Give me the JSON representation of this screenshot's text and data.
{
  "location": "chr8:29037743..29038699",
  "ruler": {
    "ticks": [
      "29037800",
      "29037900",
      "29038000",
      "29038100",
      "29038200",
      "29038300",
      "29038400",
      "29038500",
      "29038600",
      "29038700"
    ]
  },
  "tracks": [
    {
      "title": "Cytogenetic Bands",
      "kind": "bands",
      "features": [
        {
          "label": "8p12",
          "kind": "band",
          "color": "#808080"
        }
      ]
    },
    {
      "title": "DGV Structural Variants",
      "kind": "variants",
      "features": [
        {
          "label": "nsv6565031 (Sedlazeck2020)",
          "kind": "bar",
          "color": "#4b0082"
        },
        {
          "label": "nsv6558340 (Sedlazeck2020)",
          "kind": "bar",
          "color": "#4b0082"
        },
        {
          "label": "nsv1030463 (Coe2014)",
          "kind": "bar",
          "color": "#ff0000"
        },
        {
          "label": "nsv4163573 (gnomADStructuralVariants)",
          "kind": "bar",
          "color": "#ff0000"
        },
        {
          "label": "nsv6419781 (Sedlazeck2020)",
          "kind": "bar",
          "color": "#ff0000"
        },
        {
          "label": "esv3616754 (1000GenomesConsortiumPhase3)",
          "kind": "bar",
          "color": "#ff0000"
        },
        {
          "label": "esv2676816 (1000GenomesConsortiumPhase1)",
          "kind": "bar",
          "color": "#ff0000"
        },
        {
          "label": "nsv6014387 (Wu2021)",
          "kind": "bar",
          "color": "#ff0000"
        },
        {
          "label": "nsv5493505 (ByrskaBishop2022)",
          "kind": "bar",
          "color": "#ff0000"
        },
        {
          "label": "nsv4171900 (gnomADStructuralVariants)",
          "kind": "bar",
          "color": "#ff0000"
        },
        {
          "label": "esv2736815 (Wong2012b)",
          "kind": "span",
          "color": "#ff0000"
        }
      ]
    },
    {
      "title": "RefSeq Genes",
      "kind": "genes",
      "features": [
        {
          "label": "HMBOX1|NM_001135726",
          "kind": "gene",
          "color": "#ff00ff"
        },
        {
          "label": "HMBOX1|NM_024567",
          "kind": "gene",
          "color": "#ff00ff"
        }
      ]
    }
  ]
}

——

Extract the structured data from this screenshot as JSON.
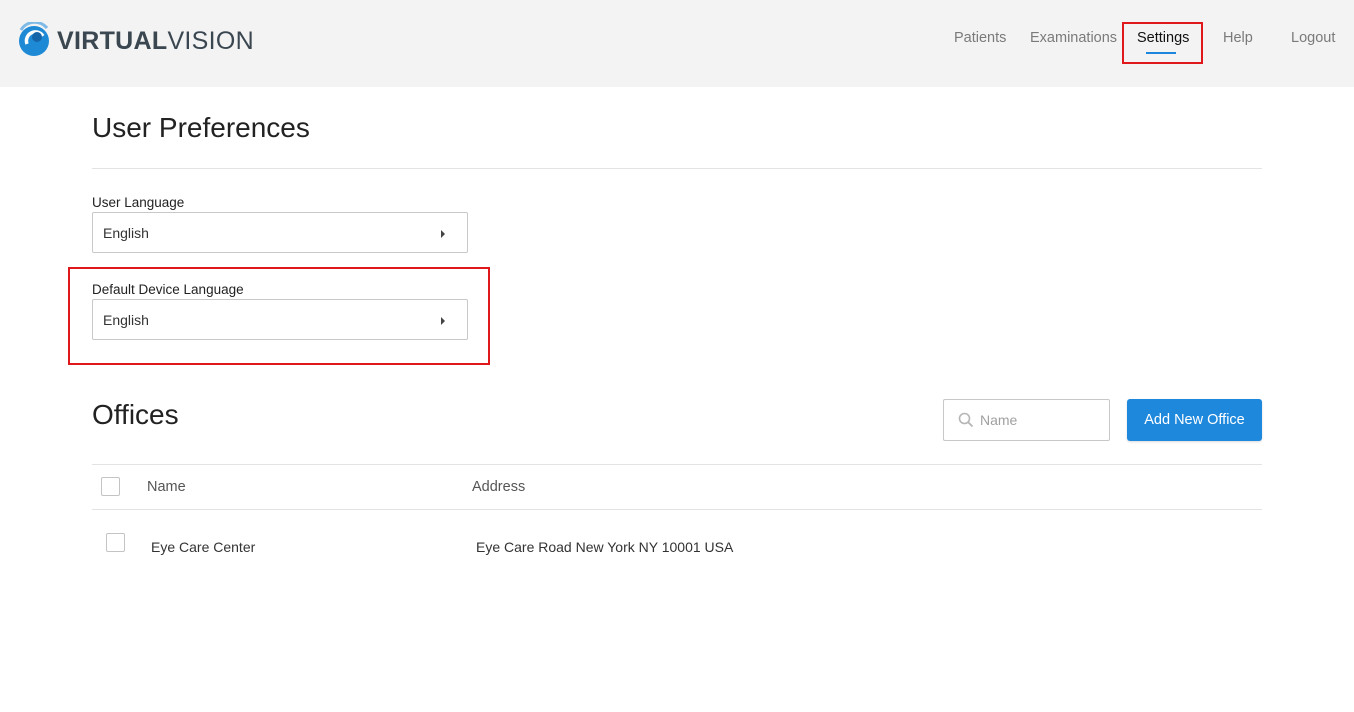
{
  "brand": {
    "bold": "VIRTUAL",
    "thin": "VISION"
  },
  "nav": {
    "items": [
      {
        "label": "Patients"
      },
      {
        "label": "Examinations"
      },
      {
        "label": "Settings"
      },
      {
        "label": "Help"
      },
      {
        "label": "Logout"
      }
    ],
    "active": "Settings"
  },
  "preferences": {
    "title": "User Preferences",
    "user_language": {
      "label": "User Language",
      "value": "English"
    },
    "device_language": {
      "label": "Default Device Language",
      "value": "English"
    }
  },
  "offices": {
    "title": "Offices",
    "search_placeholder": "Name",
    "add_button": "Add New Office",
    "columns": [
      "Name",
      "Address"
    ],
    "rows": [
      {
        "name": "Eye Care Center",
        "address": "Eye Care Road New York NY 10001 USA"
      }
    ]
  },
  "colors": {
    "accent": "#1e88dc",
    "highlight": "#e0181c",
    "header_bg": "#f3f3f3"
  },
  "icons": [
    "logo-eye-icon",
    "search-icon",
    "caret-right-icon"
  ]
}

——

# [Problem to solve]
In the lines above, spot each one that contains the word "this" and copy it.

# [Answer space]
Give me the JSON representation of this screenshot's text and data.
Extract the structured data from this screenshot as JSON.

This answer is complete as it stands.